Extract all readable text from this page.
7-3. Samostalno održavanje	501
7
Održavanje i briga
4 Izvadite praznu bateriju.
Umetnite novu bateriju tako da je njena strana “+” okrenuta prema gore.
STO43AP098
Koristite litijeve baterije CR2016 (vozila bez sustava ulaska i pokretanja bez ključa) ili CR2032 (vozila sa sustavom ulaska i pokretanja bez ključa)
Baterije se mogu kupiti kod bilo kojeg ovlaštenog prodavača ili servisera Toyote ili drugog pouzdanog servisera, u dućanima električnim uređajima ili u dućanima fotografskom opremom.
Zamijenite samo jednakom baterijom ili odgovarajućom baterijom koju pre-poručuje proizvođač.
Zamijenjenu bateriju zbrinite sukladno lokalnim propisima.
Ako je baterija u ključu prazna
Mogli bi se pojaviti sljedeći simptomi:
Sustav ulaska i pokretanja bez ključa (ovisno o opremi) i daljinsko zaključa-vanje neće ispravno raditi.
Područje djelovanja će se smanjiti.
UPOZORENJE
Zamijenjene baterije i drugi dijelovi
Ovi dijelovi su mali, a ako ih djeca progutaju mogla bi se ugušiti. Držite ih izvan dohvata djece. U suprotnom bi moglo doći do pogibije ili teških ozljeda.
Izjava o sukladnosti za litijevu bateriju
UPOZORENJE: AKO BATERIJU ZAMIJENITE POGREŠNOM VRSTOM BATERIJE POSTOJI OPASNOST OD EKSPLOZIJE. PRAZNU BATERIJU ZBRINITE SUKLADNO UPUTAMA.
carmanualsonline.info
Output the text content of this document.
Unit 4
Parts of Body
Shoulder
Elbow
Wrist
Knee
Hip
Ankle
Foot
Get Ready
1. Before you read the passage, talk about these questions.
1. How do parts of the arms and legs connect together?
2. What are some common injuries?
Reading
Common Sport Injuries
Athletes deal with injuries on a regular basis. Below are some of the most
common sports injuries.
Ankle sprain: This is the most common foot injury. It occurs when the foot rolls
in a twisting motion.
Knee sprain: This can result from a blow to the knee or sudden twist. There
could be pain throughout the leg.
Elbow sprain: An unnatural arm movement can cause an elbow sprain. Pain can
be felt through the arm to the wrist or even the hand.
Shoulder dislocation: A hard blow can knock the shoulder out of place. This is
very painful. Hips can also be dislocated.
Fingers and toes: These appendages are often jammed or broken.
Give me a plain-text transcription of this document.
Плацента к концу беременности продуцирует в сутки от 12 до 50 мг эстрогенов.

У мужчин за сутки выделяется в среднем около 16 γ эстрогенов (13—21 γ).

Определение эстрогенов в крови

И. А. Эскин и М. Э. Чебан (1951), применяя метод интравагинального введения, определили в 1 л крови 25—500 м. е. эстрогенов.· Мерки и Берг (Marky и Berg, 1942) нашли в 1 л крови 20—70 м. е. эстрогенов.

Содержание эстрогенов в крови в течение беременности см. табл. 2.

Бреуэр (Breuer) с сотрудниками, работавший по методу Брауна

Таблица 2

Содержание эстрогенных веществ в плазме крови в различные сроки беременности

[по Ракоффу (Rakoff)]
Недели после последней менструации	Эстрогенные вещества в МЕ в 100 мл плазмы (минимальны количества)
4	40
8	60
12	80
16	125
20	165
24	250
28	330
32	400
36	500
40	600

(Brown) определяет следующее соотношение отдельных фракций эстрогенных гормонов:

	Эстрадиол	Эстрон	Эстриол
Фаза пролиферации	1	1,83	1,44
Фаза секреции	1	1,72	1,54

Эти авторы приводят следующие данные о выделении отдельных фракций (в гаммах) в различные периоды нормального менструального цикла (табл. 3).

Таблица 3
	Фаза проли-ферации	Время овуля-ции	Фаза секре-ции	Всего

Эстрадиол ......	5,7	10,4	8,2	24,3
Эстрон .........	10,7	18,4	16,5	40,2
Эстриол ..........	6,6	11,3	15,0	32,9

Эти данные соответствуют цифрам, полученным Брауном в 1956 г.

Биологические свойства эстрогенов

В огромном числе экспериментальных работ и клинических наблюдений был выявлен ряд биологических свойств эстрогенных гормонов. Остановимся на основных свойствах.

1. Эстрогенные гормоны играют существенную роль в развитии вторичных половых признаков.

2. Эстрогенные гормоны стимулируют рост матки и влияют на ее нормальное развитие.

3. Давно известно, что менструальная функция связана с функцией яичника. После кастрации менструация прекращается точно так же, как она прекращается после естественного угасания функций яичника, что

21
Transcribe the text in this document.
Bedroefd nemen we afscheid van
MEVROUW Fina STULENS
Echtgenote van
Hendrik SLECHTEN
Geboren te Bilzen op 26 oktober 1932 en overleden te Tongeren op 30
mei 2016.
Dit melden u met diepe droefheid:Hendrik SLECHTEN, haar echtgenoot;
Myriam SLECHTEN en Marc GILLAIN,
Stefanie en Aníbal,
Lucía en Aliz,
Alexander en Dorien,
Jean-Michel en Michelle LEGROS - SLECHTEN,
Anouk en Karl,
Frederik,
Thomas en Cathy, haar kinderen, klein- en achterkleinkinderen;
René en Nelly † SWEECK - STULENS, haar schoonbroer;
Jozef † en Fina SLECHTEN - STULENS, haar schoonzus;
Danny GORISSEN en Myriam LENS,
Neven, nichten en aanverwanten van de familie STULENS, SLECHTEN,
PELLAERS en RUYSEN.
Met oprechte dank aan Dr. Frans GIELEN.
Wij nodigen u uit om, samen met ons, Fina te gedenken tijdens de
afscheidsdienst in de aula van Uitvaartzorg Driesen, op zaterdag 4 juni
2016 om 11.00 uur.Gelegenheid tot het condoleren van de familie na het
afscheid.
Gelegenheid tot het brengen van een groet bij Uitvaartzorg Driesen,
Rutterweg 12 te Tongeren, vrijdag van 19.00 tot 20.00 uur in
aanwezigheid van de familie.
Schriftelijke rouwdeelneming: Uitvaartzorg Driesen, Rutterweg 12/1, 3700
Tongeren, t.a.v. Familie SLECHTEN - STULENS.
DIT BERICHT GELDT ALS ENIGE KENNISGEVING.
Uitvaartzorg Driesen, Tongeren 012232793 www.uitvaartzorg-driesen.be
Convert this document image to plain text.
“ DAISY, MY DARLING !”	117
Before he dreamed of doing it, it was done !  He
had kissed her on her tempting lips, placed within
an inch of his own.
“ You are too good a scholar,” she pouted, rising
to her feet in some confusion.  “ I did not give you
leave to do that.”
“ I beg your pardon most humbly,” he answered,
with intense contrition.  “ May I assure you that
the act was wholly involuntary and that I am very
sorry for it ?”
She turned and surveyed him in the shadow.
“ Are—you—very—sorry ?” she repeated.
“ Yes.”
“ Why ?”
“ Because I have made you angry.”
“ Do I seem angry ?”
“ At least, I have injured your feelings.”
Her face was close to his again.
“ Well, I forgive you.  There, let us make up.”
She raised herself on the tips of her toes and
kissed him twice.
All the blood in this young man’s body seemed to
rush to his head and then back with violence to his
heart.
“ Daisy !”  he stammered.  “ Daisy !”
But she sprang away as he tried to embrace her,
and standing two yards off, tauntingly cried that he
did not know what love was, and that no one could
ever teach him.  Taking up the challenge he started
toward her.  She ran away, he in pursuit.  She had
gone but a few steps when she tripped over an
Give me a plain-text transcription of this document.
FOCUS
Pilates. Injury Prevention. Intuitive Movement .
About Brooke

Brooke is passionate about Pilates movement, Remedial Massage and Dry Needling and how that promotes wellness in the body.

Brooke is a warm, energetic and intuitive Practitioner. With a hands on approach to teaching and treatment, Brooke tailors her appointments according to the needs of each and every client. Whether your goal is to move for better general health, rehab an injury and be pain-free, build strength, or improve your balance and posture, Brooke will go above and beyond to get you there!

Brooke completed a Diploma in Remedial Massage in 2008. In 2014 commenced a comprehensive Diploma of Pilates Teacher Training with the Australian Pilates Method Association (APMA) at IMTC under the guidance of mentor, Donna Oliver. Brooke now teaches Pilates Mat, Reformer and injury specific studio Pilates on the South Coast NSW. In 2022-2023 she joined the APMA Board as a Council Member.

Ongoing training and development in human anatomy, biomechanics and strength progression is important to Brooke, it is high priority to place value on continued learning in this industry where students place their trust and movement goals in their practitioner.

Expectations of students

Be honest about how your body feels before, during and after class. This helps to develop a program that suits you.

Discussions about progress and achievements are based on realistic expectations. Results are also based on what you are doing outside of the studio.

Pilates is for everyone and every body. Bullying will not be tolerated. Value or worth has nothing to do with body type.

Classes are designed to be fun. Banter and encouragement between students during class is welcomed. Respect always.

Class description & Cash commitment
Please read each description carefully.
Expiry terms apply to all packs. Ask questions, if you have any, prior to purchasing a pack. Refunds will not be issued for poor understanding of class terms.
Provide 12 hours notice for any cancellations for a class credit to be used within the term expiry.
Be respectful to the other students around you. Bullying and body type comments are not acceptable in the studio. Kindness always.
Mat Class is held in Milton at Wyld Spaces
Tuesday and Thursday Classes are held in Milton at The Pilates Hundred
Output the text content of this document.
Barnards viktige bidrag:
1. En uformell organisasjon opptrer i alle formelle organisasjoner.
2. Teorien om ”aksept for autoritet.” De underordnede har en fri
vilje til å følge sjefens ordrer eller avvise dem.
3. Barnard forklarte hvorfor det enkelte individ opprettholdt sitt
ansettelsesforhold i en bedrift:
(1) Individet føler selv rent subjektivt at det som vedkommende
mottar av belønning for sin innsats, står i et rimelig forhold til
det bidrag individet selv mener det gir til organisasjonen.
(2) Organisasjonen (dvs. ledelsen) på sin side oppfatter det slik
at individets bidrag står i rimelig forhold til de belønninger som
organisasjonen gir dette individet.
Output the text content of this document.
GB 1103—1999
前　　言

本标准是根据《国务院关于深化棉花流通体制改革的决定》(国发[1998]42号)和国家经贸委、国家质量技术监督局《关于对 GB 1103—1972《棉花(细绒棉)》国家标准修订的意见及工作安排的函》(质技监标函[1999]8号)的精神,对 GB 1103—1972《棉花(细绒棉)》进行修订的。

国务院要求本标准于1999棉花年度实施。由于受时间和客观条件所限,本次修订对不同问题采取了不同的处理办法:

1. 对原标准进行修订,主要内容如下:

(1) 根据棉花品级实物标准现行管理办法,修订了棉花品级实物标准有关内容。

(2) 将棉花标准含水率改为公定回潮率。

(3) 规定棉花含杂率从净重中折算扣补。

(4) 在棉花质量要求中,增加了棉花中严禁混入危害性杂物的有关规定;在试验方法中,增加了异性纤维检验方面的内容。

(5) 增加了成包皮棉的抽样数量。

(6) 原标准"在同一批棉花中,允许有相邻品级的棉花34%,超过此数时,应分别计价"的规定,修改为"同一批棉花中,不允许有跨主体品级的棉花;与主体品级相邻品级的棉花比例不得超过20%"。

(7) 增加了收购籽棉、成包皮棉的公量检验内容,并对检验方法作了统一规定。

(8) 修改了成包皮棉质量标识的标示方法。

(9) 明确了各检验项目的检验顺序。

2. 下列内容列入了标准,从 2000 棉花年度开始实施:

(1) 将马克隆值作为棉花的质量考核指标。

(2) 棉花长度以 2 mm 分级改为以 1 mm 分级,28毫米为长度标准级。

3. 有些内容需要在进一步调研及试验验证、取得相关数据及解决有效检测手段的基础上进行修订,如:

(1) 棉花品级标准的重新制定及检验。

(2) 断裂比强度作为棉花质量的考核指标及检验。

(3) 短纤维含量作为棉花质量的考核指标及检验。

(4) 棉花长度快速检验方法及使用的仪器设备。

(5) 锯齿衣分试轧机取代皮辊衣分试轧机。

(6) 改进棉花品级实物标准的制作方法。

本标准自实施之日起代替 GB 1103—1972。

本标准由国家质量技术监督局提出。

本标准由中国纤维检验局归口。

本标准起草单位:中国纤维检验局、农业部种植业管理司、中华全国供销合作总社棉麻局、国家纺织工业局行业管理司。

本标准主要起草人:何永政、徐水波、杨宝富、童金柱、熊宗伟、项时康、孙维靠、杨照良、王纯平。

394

******

■ **Exercise directions**: Note every line above where the string "type" shows up, and copy those lines.

■ **Answer**:
Pilates is for everyone and every body. Bullying will not be tolerated. Value or worth has nothing to do with body type.
Be respectful to the other students around you. Bullying and body type comments are not acceptable in the studio. Kindness always.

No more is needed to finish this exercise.